WHAT YOU SHOULD DO | Copy out every line in which the string "нині" occurs.

━━ DATA SUPPLIED

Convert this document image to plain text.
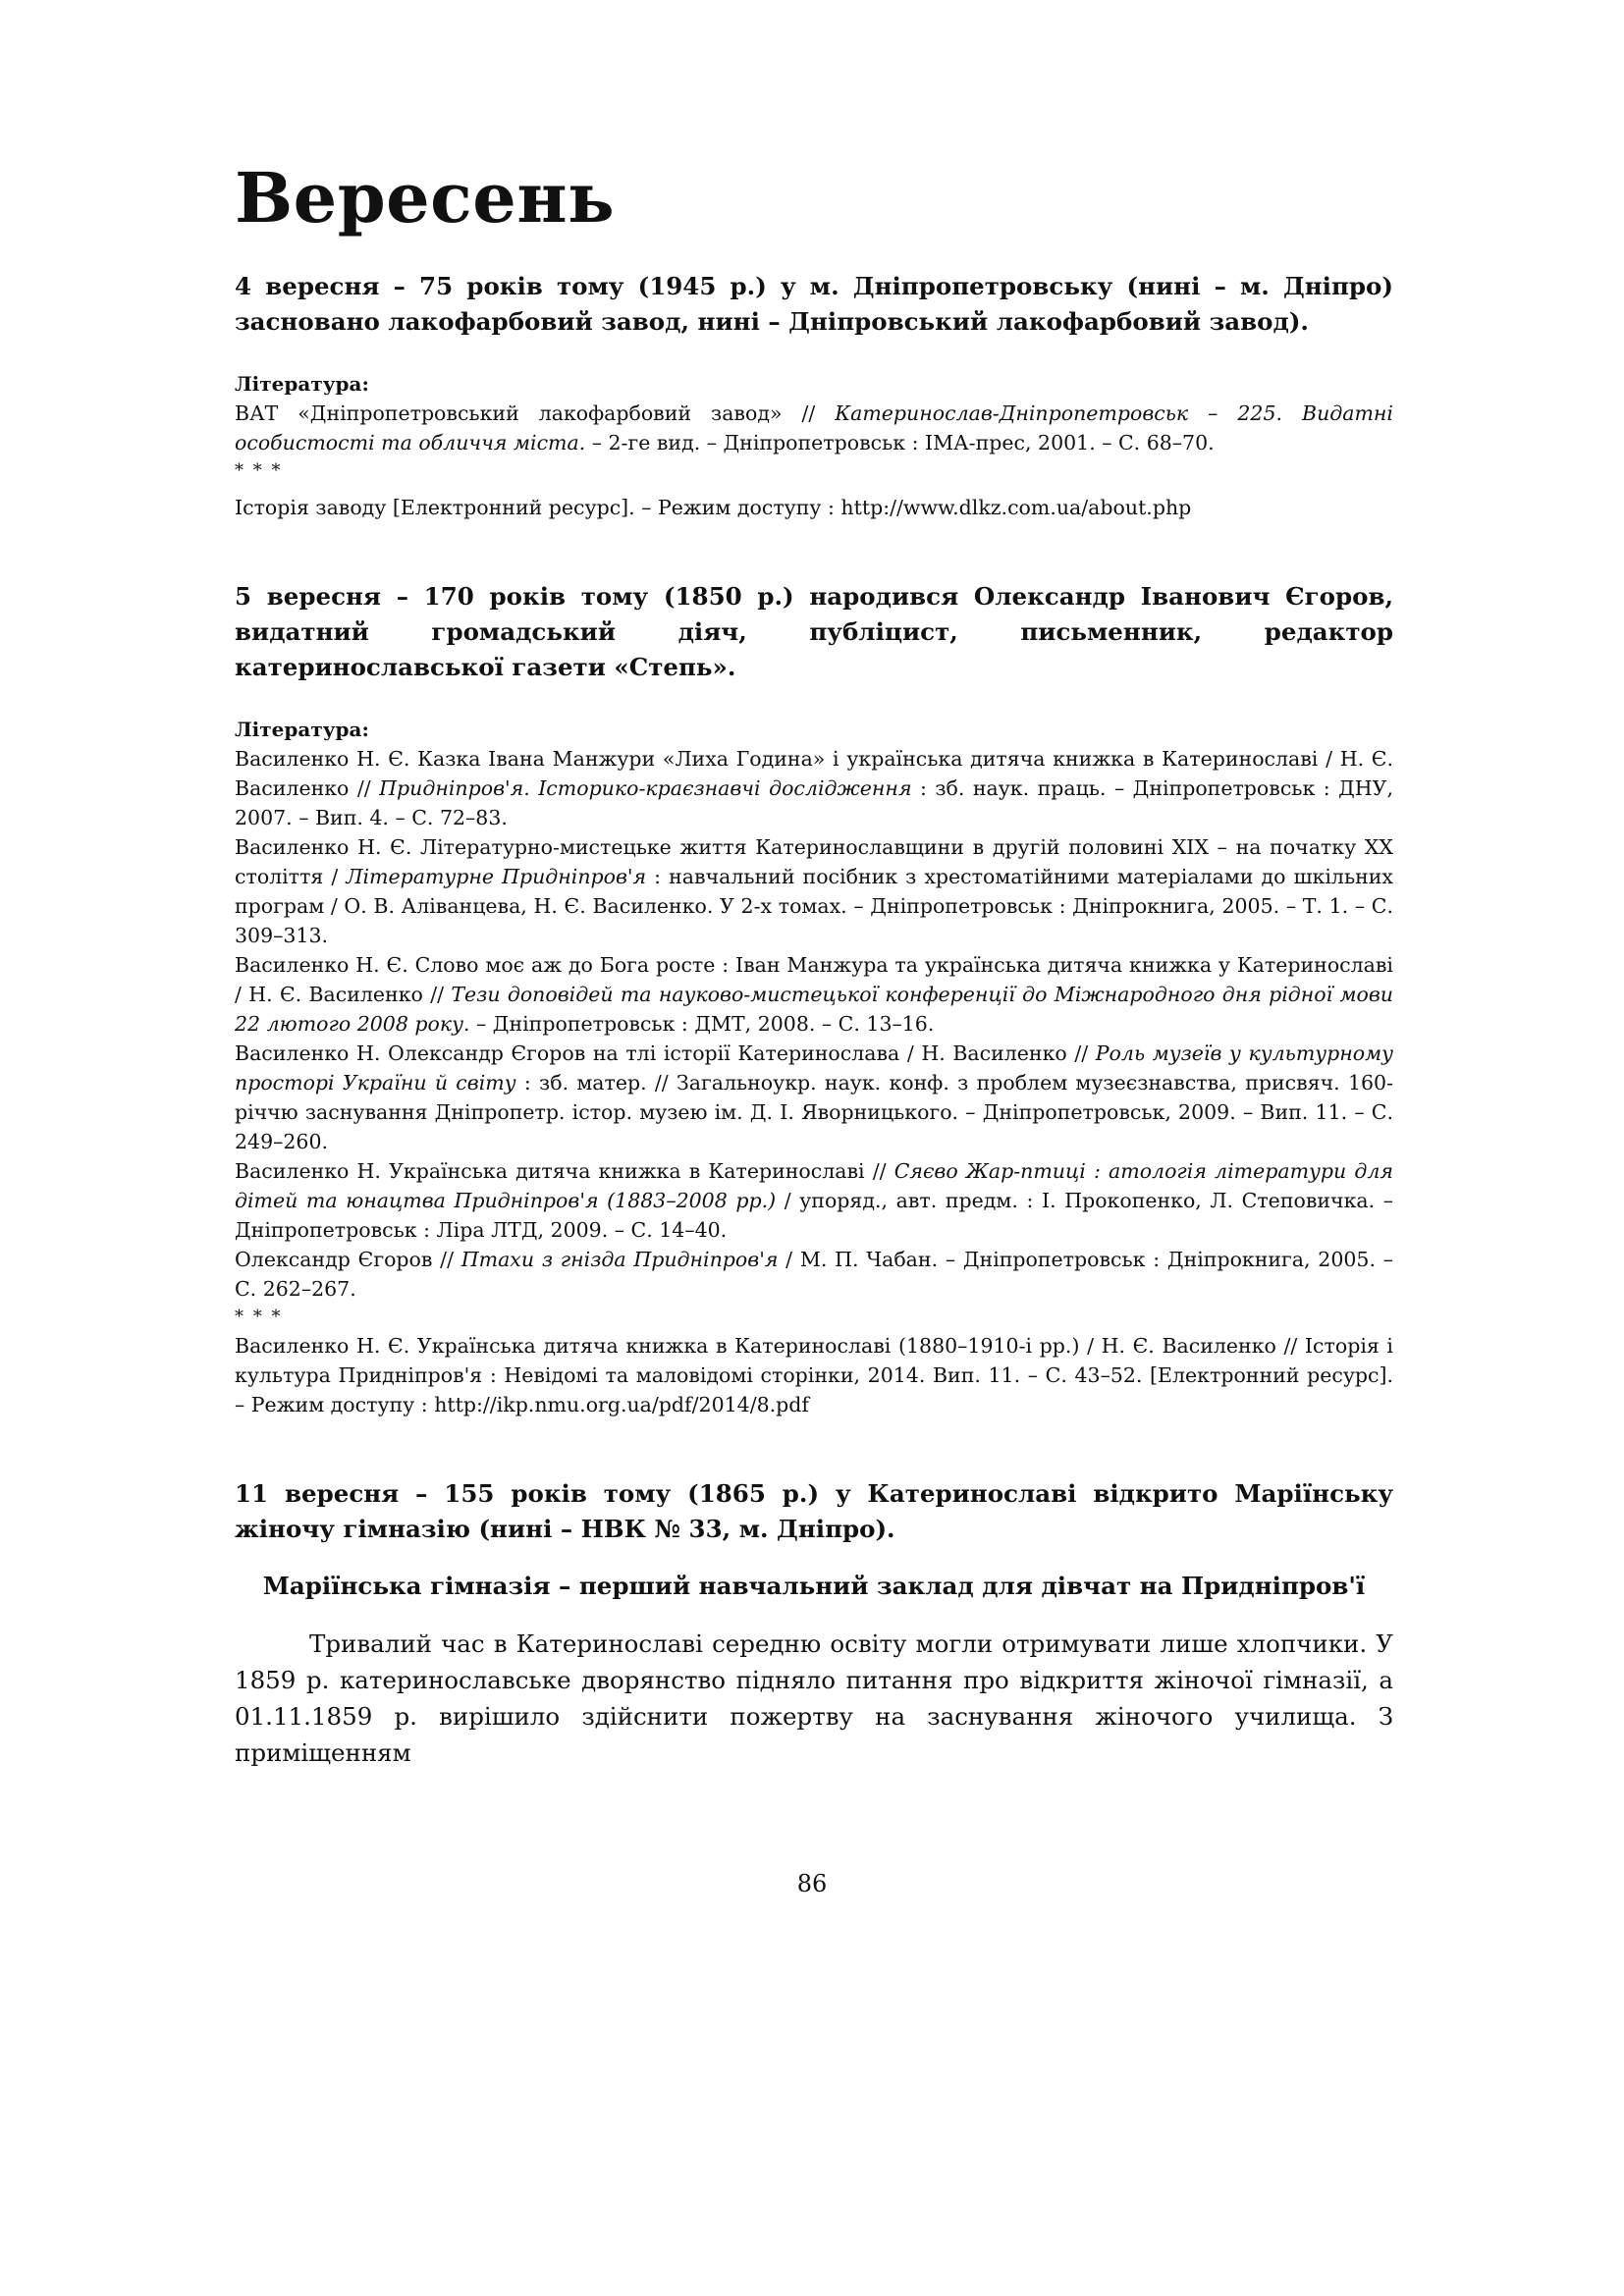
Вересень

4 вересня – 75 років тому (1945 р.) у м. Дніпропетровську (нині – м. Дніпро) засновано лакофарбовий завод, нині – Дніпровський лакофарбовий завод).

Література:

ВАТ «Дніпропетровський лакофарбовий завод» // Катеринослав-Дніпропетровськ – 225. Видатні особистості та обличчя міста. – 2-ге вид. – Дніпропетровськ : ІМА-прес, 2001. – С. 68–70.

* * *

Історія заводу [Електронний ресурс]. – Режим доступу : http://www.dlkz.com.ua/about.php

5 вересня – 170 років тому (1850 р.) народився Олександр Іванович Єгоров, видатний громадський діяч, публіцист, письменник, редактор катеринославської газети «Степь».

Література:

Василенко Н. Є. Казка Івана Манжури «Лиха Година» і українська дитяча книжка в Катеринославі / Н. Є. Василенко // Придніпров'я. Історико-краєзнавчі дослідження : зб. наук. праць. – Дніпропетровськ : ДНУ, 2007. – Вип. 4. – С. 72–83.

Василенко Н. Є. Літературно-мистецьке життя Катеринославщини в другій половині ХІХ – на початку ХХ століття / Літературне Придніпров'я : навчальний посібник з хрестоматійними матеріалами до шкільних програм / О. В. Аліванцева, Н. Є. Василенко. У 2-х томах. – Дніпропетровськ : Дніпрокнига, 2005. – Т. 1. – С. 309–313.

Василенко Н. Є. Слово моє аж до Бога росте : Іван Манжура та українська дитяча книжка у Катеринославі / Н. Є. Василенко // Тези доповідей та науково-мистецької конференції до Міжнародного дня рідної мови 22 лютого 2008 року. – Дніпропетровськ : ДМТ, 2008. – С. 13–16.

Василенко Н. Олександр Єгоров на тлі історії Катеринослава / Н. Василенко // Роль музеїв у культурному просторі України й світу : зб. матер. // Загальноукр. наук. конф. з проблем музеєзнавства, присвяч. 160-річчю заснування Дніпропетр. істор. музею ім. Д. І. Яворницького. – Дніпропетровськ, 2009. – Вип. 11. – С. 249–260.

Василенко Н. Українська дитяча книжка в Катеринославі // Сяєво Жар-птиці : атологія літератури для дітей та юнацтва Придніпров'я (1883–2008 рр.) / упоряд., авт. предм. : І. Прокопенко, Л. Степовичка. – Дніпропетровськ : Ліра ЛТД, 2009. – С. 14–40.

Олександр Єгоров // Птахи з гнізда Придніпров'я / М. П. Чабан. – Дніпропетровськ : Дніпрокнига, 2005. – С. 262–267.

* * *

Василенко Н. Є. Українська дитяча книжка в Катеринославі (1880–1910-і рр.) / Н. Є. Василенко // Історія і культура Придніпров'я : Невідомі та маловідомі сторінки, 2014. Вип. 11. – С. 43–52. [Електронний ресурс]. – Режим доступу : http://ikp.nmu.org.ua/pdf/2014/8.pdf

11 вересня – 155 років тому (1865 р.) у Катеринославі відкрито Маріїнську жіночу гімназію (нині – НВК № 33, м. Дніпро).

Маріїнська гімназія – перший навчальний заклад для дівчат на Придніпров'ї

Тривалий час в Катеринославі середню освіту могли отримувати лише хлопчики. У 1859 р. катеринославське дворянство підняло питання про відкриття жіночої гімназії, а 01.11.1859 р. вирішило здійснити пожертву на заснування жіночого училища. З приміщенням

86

━━━━

ANSWER FOR THE TASK |
4 вересня – 75 років тому (1945 р.) у м. Дніпропетровську (нині – м. Дніпро) засновано лакофарбовий завод, нині – Дніпровський лакофарбовий завод).
11 вересня – 155 років тому (1865 р.) у Катеринославі відкрито Маріїнську жіночу гімназію (нині – НВК № 33, м. Дніпро).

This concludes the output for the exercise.